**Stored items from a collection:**

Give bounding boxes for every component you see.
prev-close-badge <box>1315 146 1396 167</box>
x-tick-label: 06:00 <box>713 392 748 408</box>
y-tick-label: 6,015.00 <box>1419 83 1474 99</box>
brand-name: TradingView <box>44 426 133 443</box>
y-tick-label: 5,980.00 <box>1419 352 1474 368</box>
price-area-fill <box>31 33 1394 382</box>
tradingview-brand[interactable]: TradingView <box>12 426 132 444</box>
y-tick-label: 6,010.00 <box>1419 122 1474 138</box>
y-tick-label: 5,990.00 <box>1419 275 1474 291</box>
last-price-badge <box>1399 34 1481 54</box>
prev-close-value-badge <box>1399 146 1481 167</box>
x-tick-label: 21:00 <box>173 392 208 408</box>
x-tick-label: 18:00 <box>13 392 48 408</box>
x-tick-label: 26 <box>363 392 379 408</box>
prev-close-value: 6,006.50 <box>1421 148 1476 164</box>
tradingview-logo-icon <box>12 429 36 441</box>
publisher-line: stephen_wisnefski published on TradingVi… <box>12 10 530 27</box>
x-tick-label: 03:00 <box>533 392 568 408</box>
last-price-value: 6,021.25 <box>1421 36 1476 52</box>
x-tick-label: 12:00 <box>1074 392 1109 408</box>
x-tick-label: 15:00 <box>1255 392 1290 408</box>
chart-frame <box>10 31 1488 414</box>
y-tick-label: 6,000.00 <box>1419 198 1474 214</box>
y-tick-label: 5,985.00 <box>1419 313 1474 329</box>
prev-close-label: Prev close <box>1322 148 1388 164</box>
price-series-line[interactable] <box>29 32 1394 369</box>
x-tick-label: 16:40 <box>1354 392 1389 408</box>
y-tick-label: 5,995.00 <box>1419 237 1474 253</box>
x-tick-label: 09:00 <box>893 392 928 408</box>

**What you have to do:** Write out every line of the records above word for word, in the original order.

**Task output:**
Give bounding boxes for every component you see.
prev-close-badge <box>1315 146 1396 167</box>
x-tick-label: 06:00 <box>713 392 748 408</box>
y-tick-label: 6,015.00 <box>1419 83 1474 99</box>
brand-name: TradingView <box>44 426 133 443</box>
y-tick-label: 5,980.00 <box>1419 352 1474 368</box>
price-area-fill <box>31 33 1394 382</box>
tradingview-brand[interactable]: TradingView <box>12 426 132 444</box>
y-tick-label: 6,010.00 <box>1419 122 1474 138</box>
y-tick-label: 5,990.00 <box>1419 275 1474 291</box>
last-price-badge <box>1399 34 1481 54</box>
prev-close-value-badge <box>1399 146 1481 167</box>
x-tick-label: 21:00 <box>173 392 208 408</box>
x-tick-label: 18:00 <box>13 392 48 408</box>
x-tick-label: 26 <box>363 392 379 408</box>
prev-close-value: 6,006.50 <box>1421 148 1476 164</box>
tradingview-logo-icon <box>12 429 36 441</box>
publisher-line: stephen_wisnefski published on TradingVi… <box>12 10 530 27</box>
x-tick-label: 03:00 <box>533 392 568 408</box>
last-price-value: 6,021.25 <box>1421 36 1476 52</box>
x-tick-label: 12:00 <box>1074 392 1109 408</box>
x-tick-label: 15:00 <box>1255 392 1290 408</box>
chart-frame <box>10 31 1488 414</box>
y-tick-label: 6,000.00 <box>1419 198 1474 214</box>
y-tick-label: 5,985.00 <box>1419 313 1474 329</box>
prev-close-label: Prev close <box>1322 148 1388 164</box>
price-series-line[interactable] <box>29 32 1394 369</box>
x-tick-label: 16:40 <box>1354 392 1389 408</box>
y-tick-label: 5,995.00 <box>1419 237 1474 253</box>
x-tick-label: 09:00 <box>893 392 928 408</box>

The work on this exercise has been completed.